SOURCE DATA
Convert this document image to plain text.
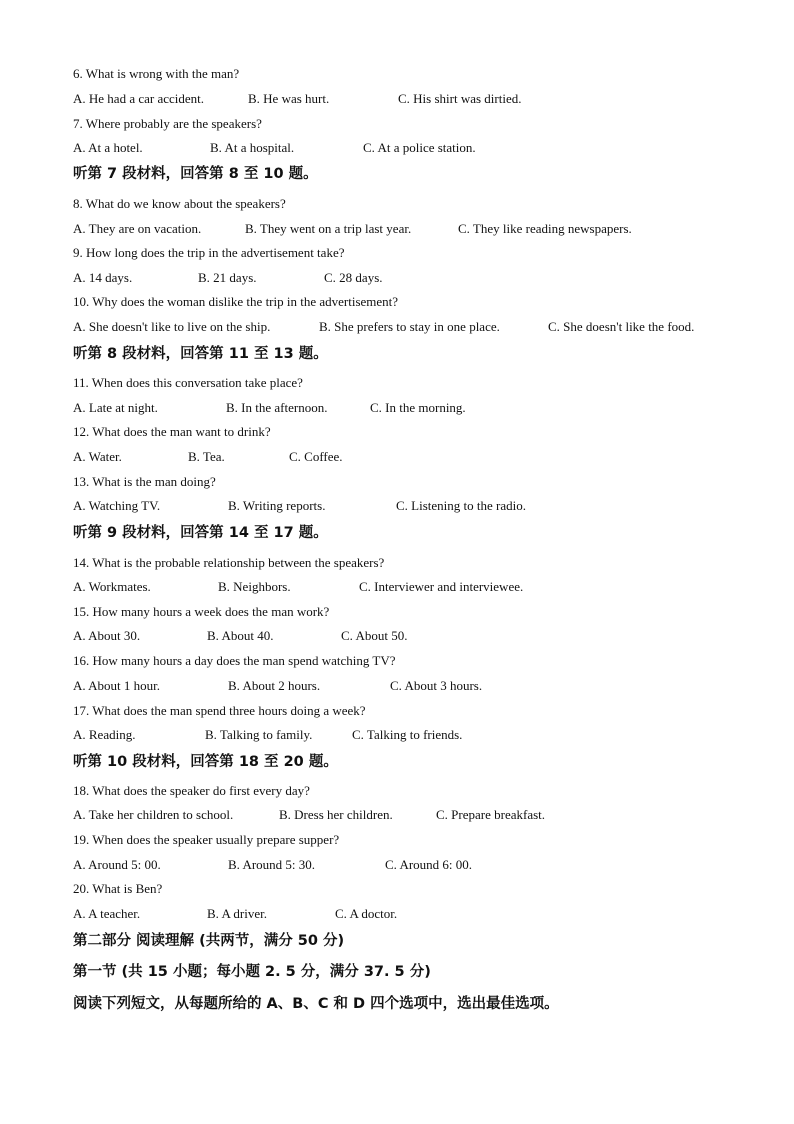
6. What is wrong with the man?
A. He had a car accident.	B. He was hurt.	C. His shirt was dirtied.
7. Where probably are the speakers?
A. At a hotel.	B. At a hospital.	C. At a police station.
听第 7 段材料，回答第 8 至 10 题。
8. What do we know about the speakers?
A. They are on vacation.	B. They went on a trip last year.	C. They like reading newspapers.
9. How long does the trip in the advertisement take?
A. 14 days.	B. 21 days.	C. 28 days.
10. Why does the woman dislike the trip in the advertisement?
A. She doesn't like to live on the ship.	B. She prefers to stay in one place.	C. She doesn't like the food.
听第 8 段材料，回答第 11 至 13 题。
11. When does this conversation take place?
A. Late at night.	B. In the afternoon.	C. In the morning.
12. What does the man want to drink?
A. Water.	B. Tea.	C. Coffee.
13. What is the man doing?
A. Watching TV.	B. Writing reports.	C. Listening to the radio.
听第 9 段材料，回答第 14 至 17 题。
14. What is the probable relationship between the speakers?
A. Workmates.	B. Neighbors.	C. Interviewer and interviewee.
15. How many hours a week does the man work?
A. About 30.	B. About 40.	C. About 50.
16. How many hours a day does the man spend watching TV?
A. About 1 hour.	B. About 2 hours.	C. About 3 hours.
17. What does the man spend three hours doing a week?
A. Reading.	B. Talking to family.	C. Talking to friends.
听第 10 段材料，回答第 18 至 20 题。
18. What does the speaker do first every day?
A. Take her children to school.	B. Dress her children.	C. Prepare breakfast.
19. When does the speaker usually prepare supper?
A. Around 5: 00.	B. Around 5: 30.	C. Around 6: 00.
20. What is Ben?
A. A teacher.	B. A driver.	C. A doctor.
第二部分 阅读理解 (共两节，满分 50 分)
第一节 (共 15 小题；每小题 2. 5 分，满分 37. 5 分)
阅读下列短文，从每题所给的 A、B、C 和 D 四个选项中，选出最佳选项。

TASK TO CARRY OUT
Restate each entry word for word, please, but drop any images it holds.

COMPLETE OUTPUT
Convert this document image to plain text.
6. What is wrong with the man?
A. He had a car accident.	B. He was hurt.	C. His shirt was dirtied.
7. Where probably are the speakers?
A. At a hotel.	B. At a hospital.	C. At a police station.
听第 7 段材料，回答第 8 至 10 题。
8. What do we know about the speakers?
A. They are on vacation.	B. They went on a trip last year.	C. They like reading newspapers.
9. How long does the trip in the advertisement take?
A. 14 days.	B. 21 days.	C. 28 days.
10. Why does the woman dislike the trip in the advertisement?
A. She doesn't like to live on the ship.	B. She prefers to stay in one place.	C. She doesn't like the food.
听第 8 段材料，回答第 11 至 13 题。
11. When does this conversation take place?
A. Late at night.	B. In the afternoon.	C. In the morning.
12. What does the man want to drink?
A. Water.	B. Tea.	C. Coffee.
13. What is the man doing?
A. Watching TV.	B. Writing reports.	C. Listening to the radio.
听第 9 段材料，回答第 14 至 17 题。
14. What is the probable relationship between the speakers?
A. Workmates.	B. Neighbors.	C. Interviewer and interviewee.
15. How many hours a week does the man work?
A. About 30.	B. About 40.	C. About 50.
16. How many hours a day does the man spend watching TV?
A. About 1 hour.	B. About 2 hours.	C. About 3 hours.
17. What does the man spend three hours doing a week?
A. Reading.	B. Talking to family.	C. Talking to friends.
听第 10 段材料，回答第 18 至 20 题。
18. What does the speaker do first every day?
A. Take her children to school.	B. Dress her children.	C. Prepare breakfast.
19. When does the speaker usually prepare supper?
A. Around 5: 00.	B. Around 5: 30.	C. Around 6: 00.
20. What is Ben?
A. A teacher.	B. A driver.	C. A doctor.
第二部分 阅读理解 (共两节，满分 50 分)
第一节 (共 15 小题；每小题 2. 5 分，满分 37. 5 分)
阅读下列短文，从每题所给的 A、B、C 和 D 四个选项中，选出最佳选项。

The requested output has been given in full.